Exercise aim: Using the listing below, select the lines with the word "heading" and copy them.

§

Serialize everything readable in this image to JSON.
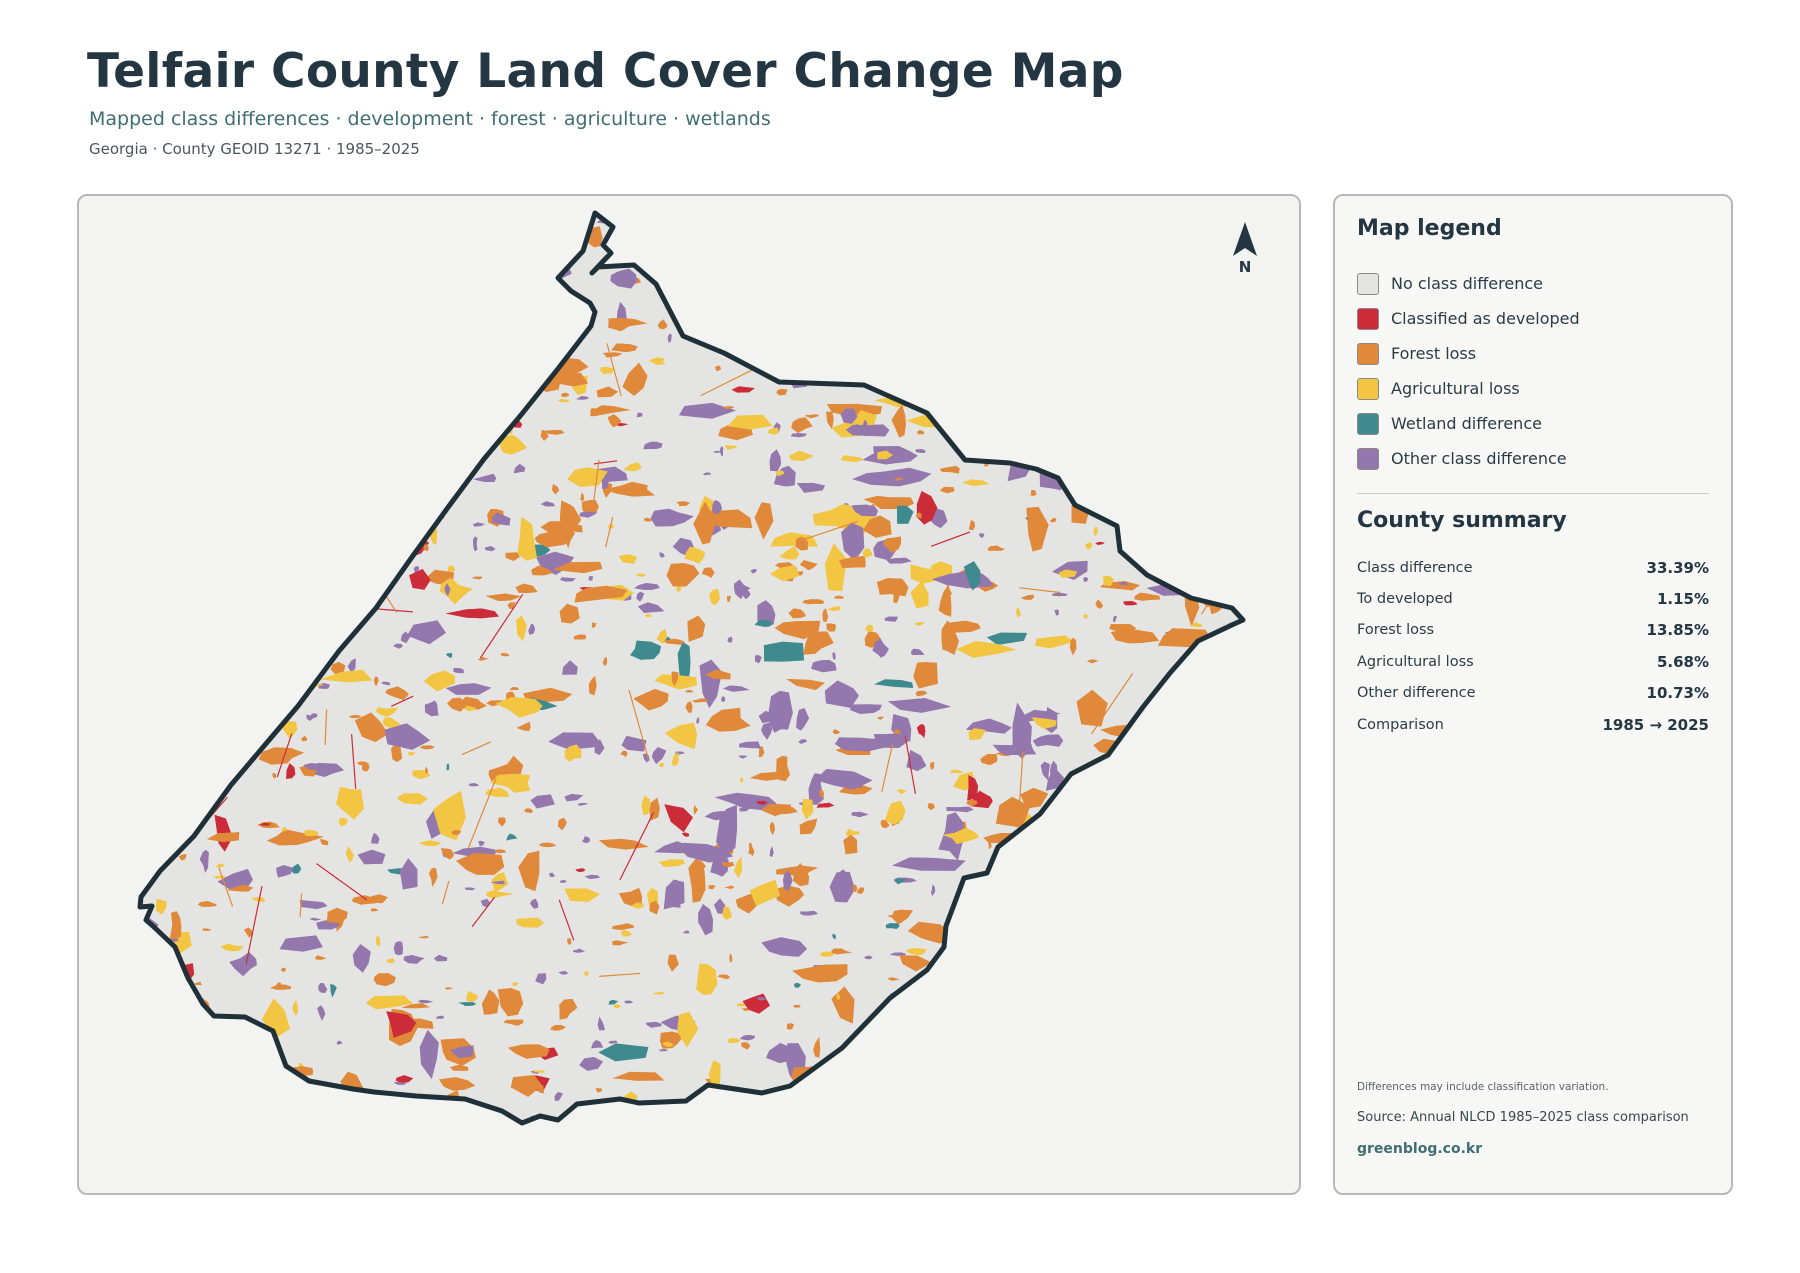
{
  "header": {
    "title": "Telfair County Land Cover Change Map",
    "subtitle": "Mapped class differences · development · forest · agriculture · wetlands",
    "meta": "Georgia · County GEOID 13271 · 1985–2025"
  },
  "map": {
    "north_label": "N",
    "outline_color": "#1f3038",
    "base_color": "#e4e5e2",
    "patch_mix": {
      "forest_loss": 0.42,
      "other_class_difference": 0.3,
      "agricultural_loss": 0.2,
      "classified_as_developed": 0.04,
      "wetland_difference": 0.04
    }
  },
  "legend": {
    "heading": "Map legend",
    "items": [
      {
        "label": "No class difference",
        "color": "#e4e4e2"
      },
      {
        "label": "Classified as developed",
        "color": "#cc2b3a"
      },
      {
        "label": "Forest loss",
        "color": "#e0893a"
      },
      {
        "label": "Agricultural loss",
        "color": "#f2c542"
      },
      {
        "label": "Wetland difference",
        "color": "#3f8a8e"
      },
      {
        "label": "Other class difference",
        "color": "#9478ad"
      }
    ]
  },
  "summary": {
    "heading": "County summary",
    "rows": [
      {
        "key": "Class difference",
        "value": "33.39%"
      },
      {
        "key": "To developed",
        "value": "1.15%"
      },
      {
        "key": "Forest loss",
        "value": "13.85%"
      },
      {
        "key": "Agricultural loss",
        "value": "5.68%"
      },
      {
        "key": "Other difference",
        "value": "10.73%"
      },
      {
        "key": "Comparison",
        "value": "1985 → 2025"
      }
    ]
  },
  "footer": {
    "note": "Differences may include classification variation.",
    "source": "Source: Annual NLCD 1985–2025 class comparison",
    "site": "greenblog.co.kr"
  }
}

§

Final result:
    "heading": "Map legend",
    "heading": "County summary",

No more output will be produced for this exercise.